Dataset rows describing interfaces:
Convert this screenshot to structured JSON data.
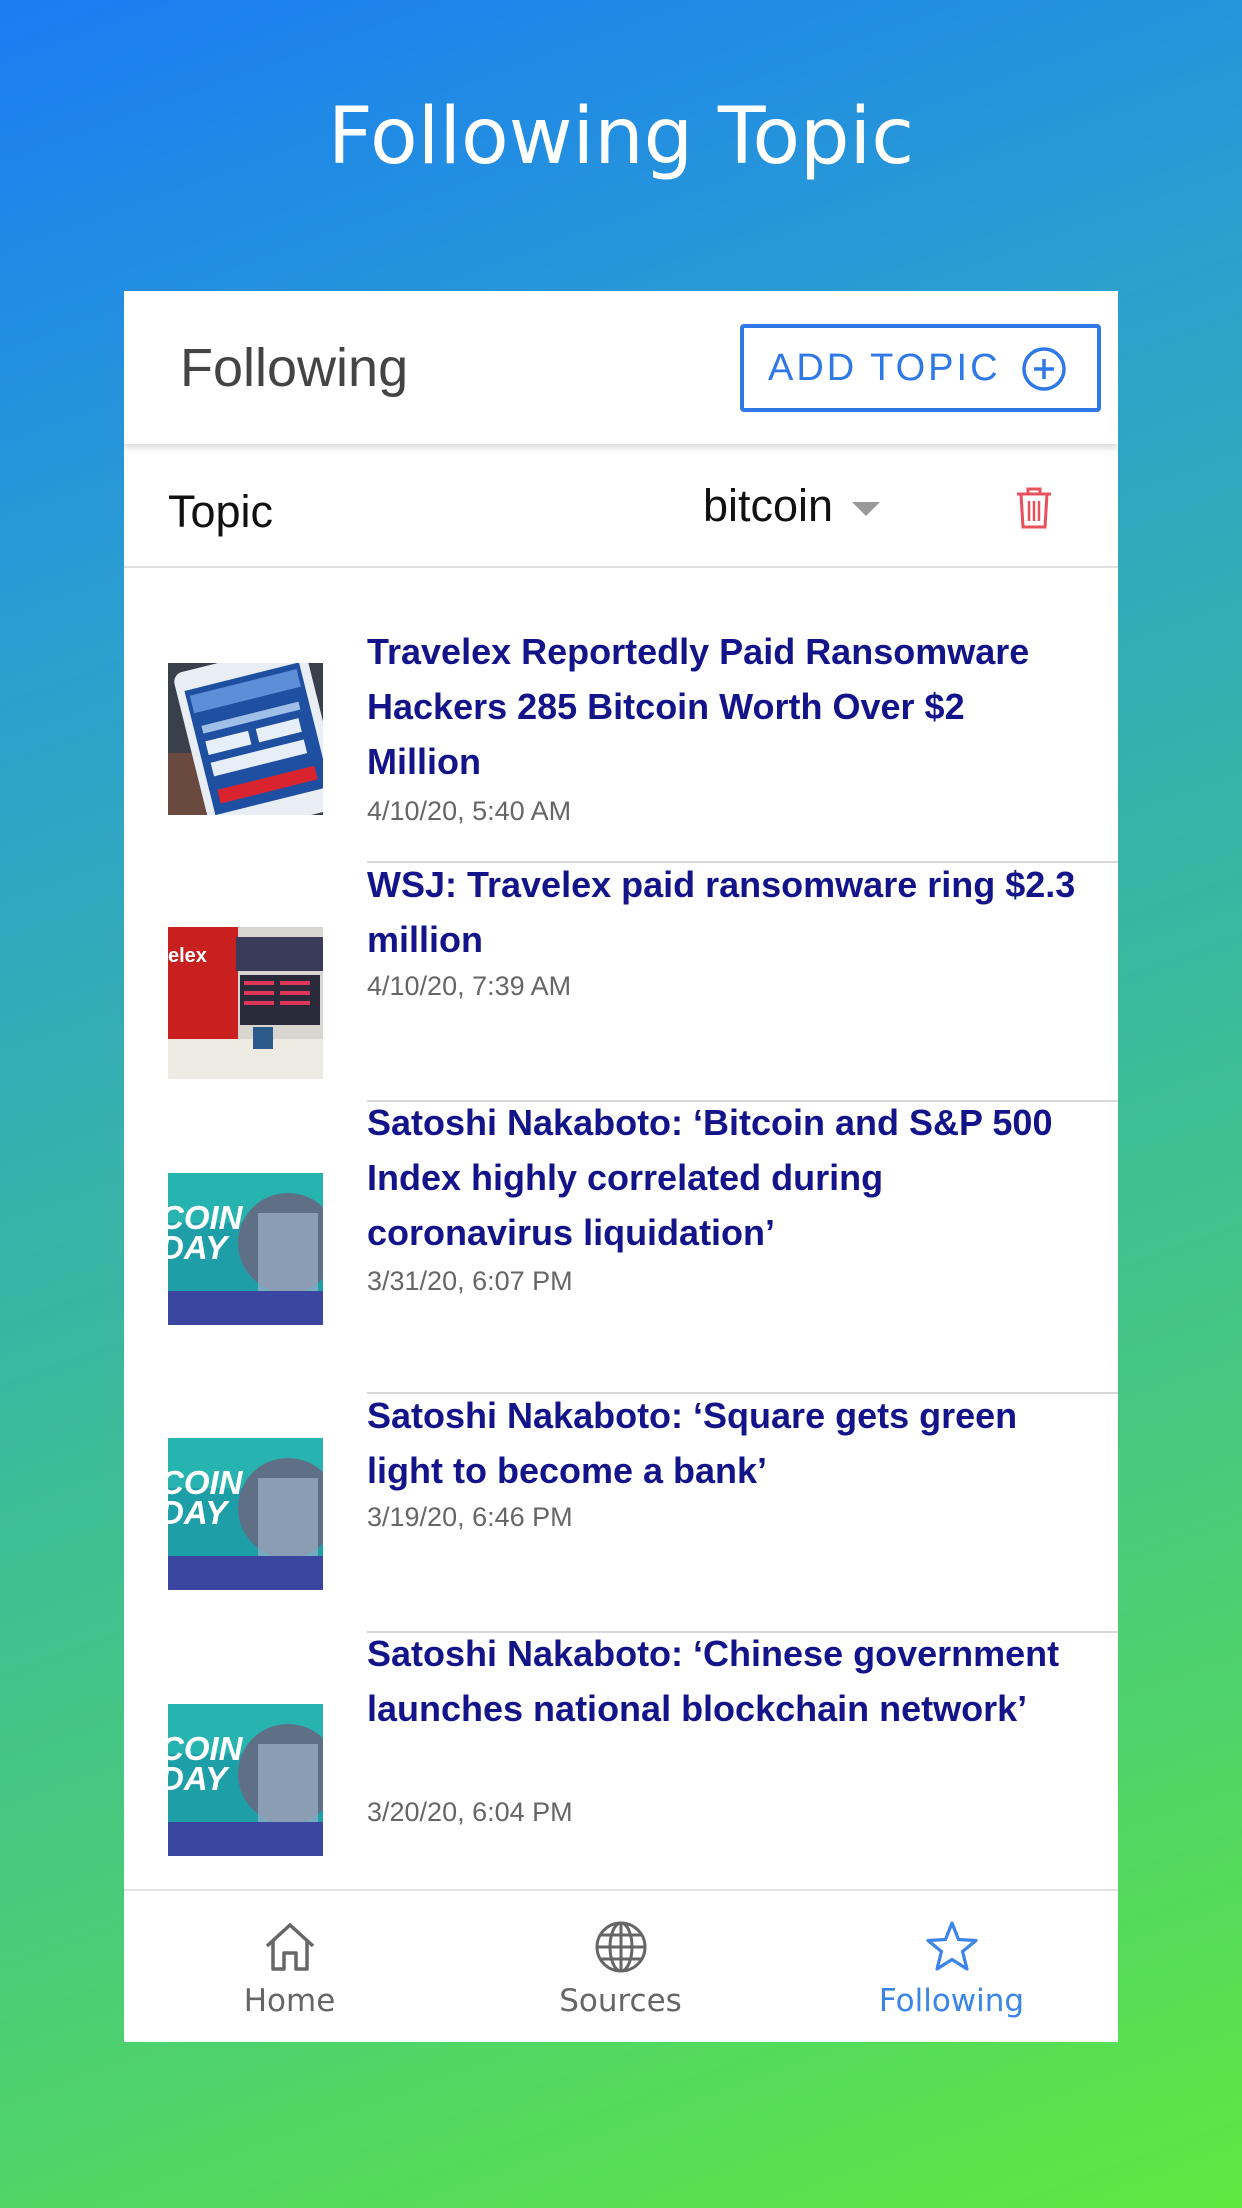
{
  "promo": {
    "title": "Following Topic"
  },
  "header": {
    "title": "Following",
    "add_topic_label": "ADD TOPIC"
  },
  "topic": {
    "label": "Topic",
    "value": "bitcoin"
  },
  "articles": [
    {
      "headline": "Travelex Reportedly Paid Ransomware Hackers 285 Bitcoin Worth Over $2 Million",
      "date": "4/10/20, 5:40 AM",
      "thumb": "phone-app"
    },
    {
      "headline": "WSJ: Travelex paid ransomware ring $2.3 million",
      "date": "4/10/20, 7:39 AM",
      "thumb": "currency-exchange"
    },
    {
      "headline": "Satoshi Nakaboto: ‘Bitcoin and S&P 500 Index highly correlated during coronavirus liquidation’",
      "date": "3/31/20, 6:07 PM",
      "thumb": "bitcoin-today"
    },
    {
      "headline": "Satoshi Nakaboto: ‘Square gets green light to become a bank’",
      "date": "3/19/20, 6:46 PM",
      "thumb": "bitcoin-today"
    },
    {
      "headline": "Satoshi Nakaboto: ‘Chinese government launches national blockchain network’",
      "date": "3/20/20, 6:04 PM",
      "thumb": "bitcoin-today"
    }
  ],
  "thumb_text": {
    "coin": "COIN",
    "day": "DAY",
    "brand": "elex"
  },
  "tabs": [
    {
      "label": "Home",
      "icon": "home-icon"
    },
    {
      "label": "Sources",
      "icon": "globe-icon"
    },
    {
      "label": "Following",
      "icon": "star-icon",
      "active": true
    }
  ],
  "colors": {
    "accent": "#2f78e8",
    "headline": "#14148a",
    "delete": "#e8505b"
  }
}
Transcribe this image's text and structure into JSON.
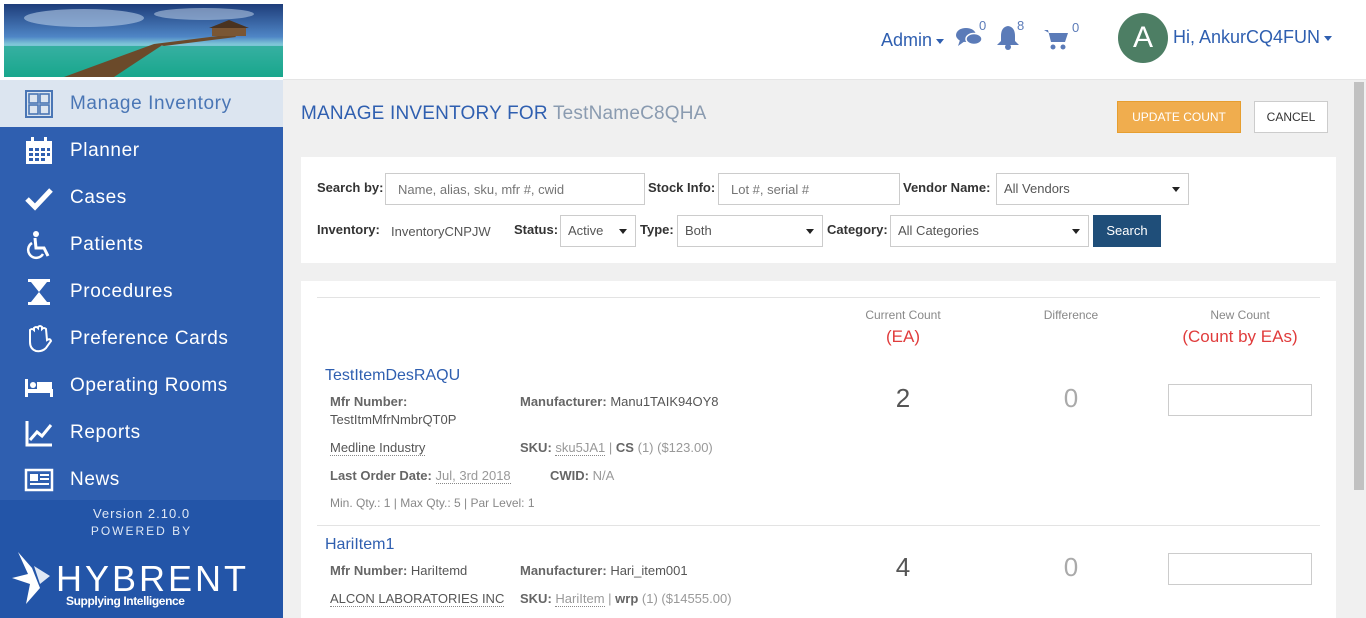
{
  "sidebar": {
    "items": [
      {
        "label": "Manage Inventory",
        "icon": "manage-inventory-icon",
        "active": true
      },
      {
        "label": "Planner",
        "icon": "calendar-icon"
      },
      {
        "label": "Cases",
        "icon": "checkmark-icon"
      },
      {
        "label": "Patients",
        "icon": "wheelchair-icon"
      },
      {
        "label": "Procedures",
        "icon": "hourglass-icon"
      },
      {
        "label": "Preference Cards",
        "icon": "glove-icon"
      },
      {
        "label": "Operating Rooms",
        "icon": "bed-icon"
      },
      {
        "label": "Reports",
        "icon": "chart-icon"
      },
      {
        "label": "News",
        "icon": "newspaper-icon"
      }
    ],
    "version": "Version 2.10.0",
    "powered_by": "POWERED BY",
    "brand": "HYBRENT",
    "tagline": "Supplying Intelligence"
  },
  "topbar": {
    "admin_label": "Admin",
    "messages_count": "0",
    "notifications_count": "8",
    "cart_count": "0",
    "avatar_letter": "A",
    "user_greeting": "Hi, AnkurCQ4FUN"
  },
  "page": {
    "title": "MANAGE INVENTORY FOR",
    "inventory_name": "TestNameC8QHA",
    "update_button": "UPDATE COUNT",
    "cancel_button": "CANCEL"
  },
  "filters": {
    "search_by_label": "Search by:",
    "search_placeholder": "Name, alias, sku, mfr #, cwid",
    "stock_info_label": "Stock Info:",
    "stock_placeholder": "Lot #, serial #",
    "vendor_label": "Vendor Name:",
    "vendor_value": "All Vendors",
    "inventory_label": "Inventory:",
    "inventory_value": "InventoryCNPJW",
    "status_label": "Status:",
    "status_value": "Active",
    "type_label": "Type:",
    "type_value": "Both",
    "category_label": "Category:",
    "category_value": "All Categories",
    "search_button": "Search"
  },
  "columns": {
    "current_count": "Current Count",
    "current_unit": "(EA)",
    "difference": "Difference",
    "new_count": "New Count",
    "new_unit": "(Count by EAs)"
  },
  "items": [
    {
      "name": "TestItemDesRAQU",
      "mfr_number_label": "Mfr Number:",
      "mfr_number": "TestItmMfrNmbrQT0P",
      "manufacturer_label": "Manufacturer:",
      "manufacturer": "Manu1TAIK94OY8",
      "vendor": "Medline Industry",
      "sku_label": "SKU:",
      "sku": "sku5JA1",
      "uom_label": "CS",
      "uom_detail": "(1) ($123.00)",
      "last_order_label": "Last Order Date:",
      "last_order": "Jul, 3rd 2018",
      "cwid_label": "CWID:",
      "cwid": "N/A",
      "levels": "Min. Qty.: 1 | Max Qty.: 5 | Par Level: 1",
      "current_count": "2",
      "difference": "0"
    },
    {
      "name": "HariItem1",
      "mfr_number_label": "Mfr Number:",
      "mfr_number": "HariItemd",
      "manufacturer_label": "Manufacturer:",
      "manufacturer": "Hari_item001",
      "vendor": "ALCON LABORATORIES INC",
      "sku_label": "SKU:",
      "sku": "HariItem",
      "uom_label": "wrp",
      "uom_detail": "(1) ($14555.00)",
      "current_count": "4",
      "difference": "0"
    }
  ]
}
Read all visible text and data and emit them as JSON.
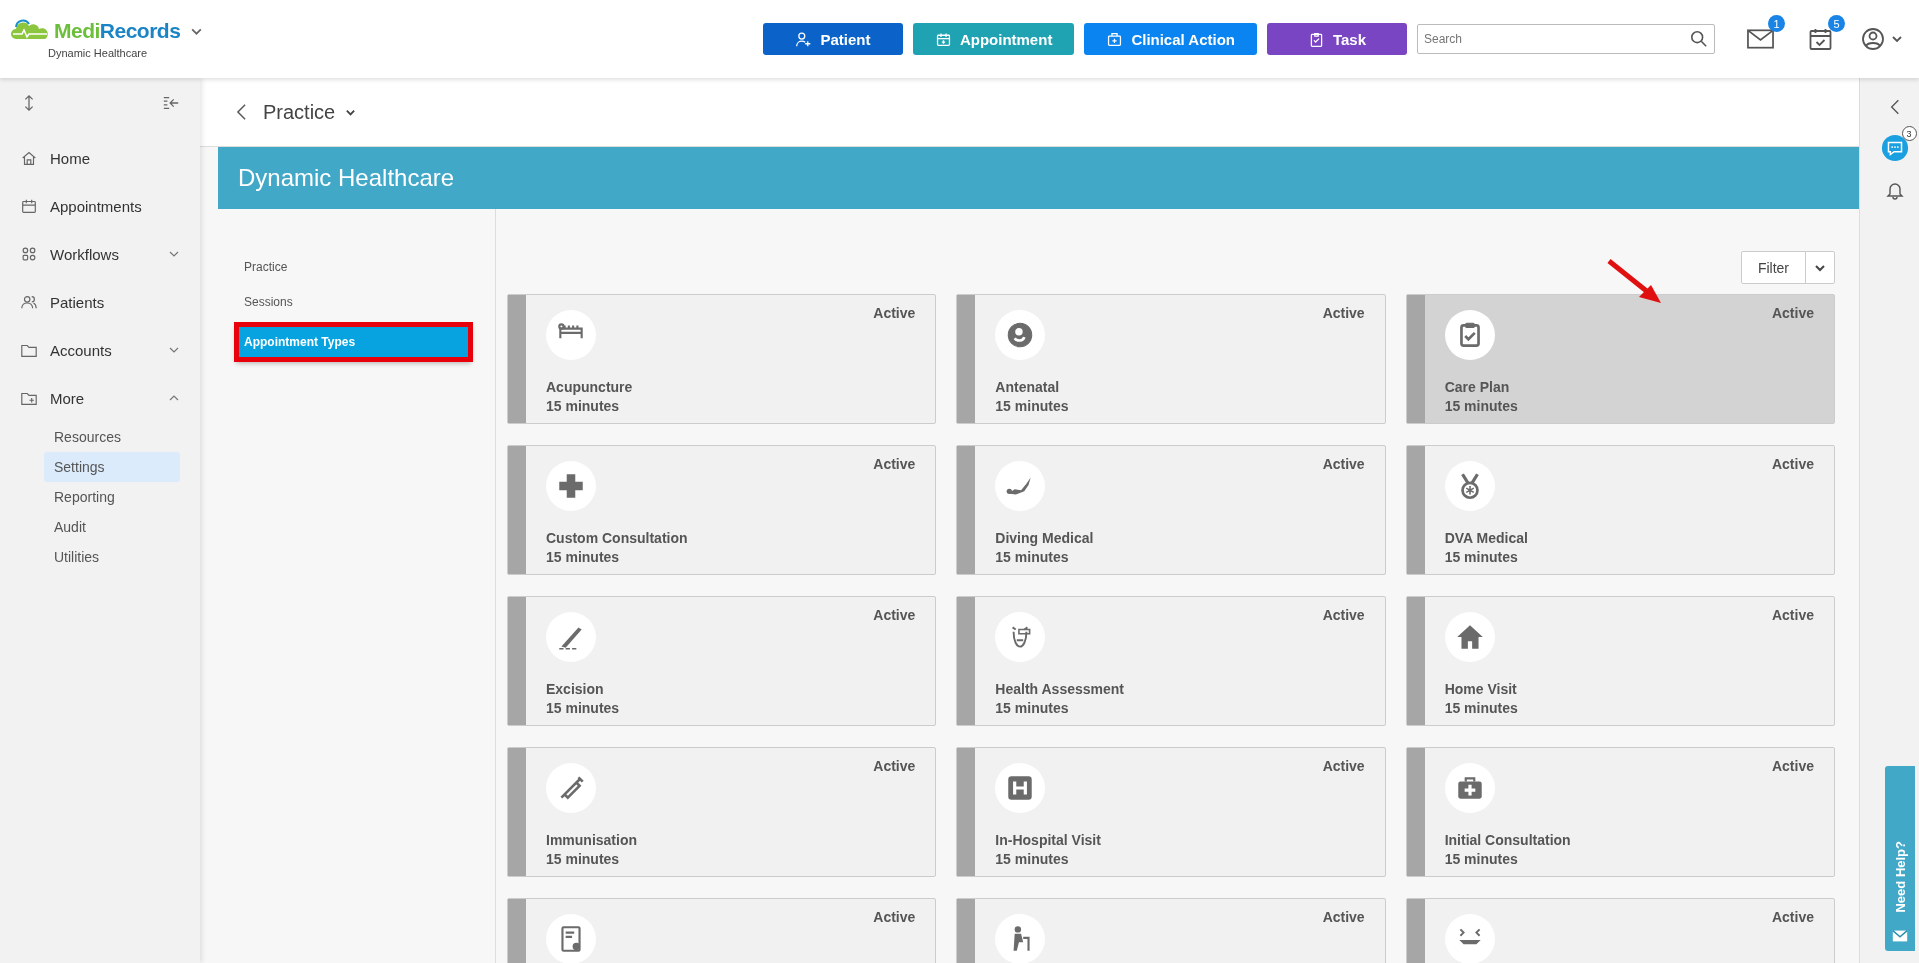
{
  "header": {
    "logo": {
      "brand_first": "Medi",
      "brand_second": "Records",
      "subtitle": "Dynamic Healthcare"
    },
    "actions": [
      {
        "label": "Patient",
        "kind": "patient"
      },
      {
        "label": "Appointment",
        "kind": "appointment"
      },
      {
        "label": "Clinical Action",
        "kind": "clinical"
      },
      {
        "label": "Task",
        "kind": "task"
      }
    ],
    "search": {
      "placeholder": "Search"
    },
    "mail_badge": "1",
    "tasks_badge": "5"
  },
  "sidebar": {
    "items": [
      {
        "label": "Home",
        "kind": "link"
      },
      {
        "label": "Appointments",
        "kind": "link"
      },
      {
        "label": "Workflows",
        "kind": "group",
        "expanded": false
      },
      {
        "label": "Patients",
        "kind": "link"
      },
      {
        "label": "Accounts",
        "kind": "group",
        "expanded": false
      },
      {
        "label": "More",
        "kind": "group",
        "expanded": true,
        "children": [
          {
            "label": "Resources",
            "selected": false
          },
          {
            "label": "Settings",
            "selected": true
          },
          {
            "label": "Reporting",
            "selected": false
          },
          {
            "label": "Audit",
            "selected": false
          },
          {
            "label": "Utilities",
            "selected": false
          }
        ]
      }
    ]
  },
  "page": {
    "title": "Practice",
    "banner": "Dynamic Healthcare",
    "settings_nav": [
      {
        "label": "Practice",
        "selected": false,
        "annotated": false
      },
      {
        "label": "Sessions",
        "selected": false,
        "annotated": false
      },
      {
        "label": "Appointment Types",
        "selected": true,
        "annotated": true
      }
    ],
    "filter": {
      "label": "Filter"
    },
    "cards": [
      {
        "name": "Acupuncture",
        "duration": "15 minutes",
        "status": "Active",
        "hovered": false,
        "annotated": false
      },
      {
        "name": "Antenatal",
        "duration": "15 minutes",
        "status": "Active",
        "hovered": false,
        "annotated": false
      },
      {
        "name": "Care Plan",
        "duration": "15 minutes",
        "status": "Active",
        "hovered": true,
        "annotated": true
      },
      {
        "name": "Custom Consultation",
        "duration": "15 minutes",
        "status": "Active",
        "hovered": false,
        "annotated": false
      },
      {
        "name": "Diving Medical",
        "duration": "15 minutes",
        "status": "Active",
        "hovered": false,
        "annotated": false
      },
      {
        "name": "DVA Medical",
        "duration": "15 minutes",
        "status": "Active",
        "hovered": false,
        "annotated": false
      },
      {
        "name": "Excision",
        "duration": "15 minutes",
        "status": "Active",
        "hovered": false,
        "annotated": false
      },
      {
        "name": "Health Assessment",
        "duration": "15 minutes",
        "status": "Active",
        "hovered": false,
        "annotated": false
      },
      {
        "name": "Home Visit",
        "duration": "15 minutes",
        "status": "Active",
        "hovered": false,
        "annotated": false
      },
      {
        "name": "Immunisation",
        "duration": "15 minutes",
        "status": "Active",
        "hovered": false,
        "annotated": false
      },
      {
        "name": "In-Hospital Visit",
        "duration": "15 minutes",
        "status": "Active",
        "hovered": false,
        "annotated": false
      },
      {
        "name": "Initial Consultation",
        "duration": "15 minutes",
        "status": "Active",
        "hovered": false,
        "annotated": false
      },
      {
        "status": "Active",
        "hovered": false,
        "annotated": false
      },
      {
        "status": "Active",
        "hovered": false,
        "annotated": false
      },
      {
        "status": "Active",
        "hovered": false,
        "annotated": false
      }
    ]
  },
  "right_rail": {
    "chat_badge": "3",
    "help_label": "Need Help?"
  }
}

*PROBLEM DETAILS*:
Going through the entries above, show each line that contains "this".

*EXERCISE RESPONSE*:
Convert this screenshot to structured JSON data.
Transcribe this image's text and structure into JSON.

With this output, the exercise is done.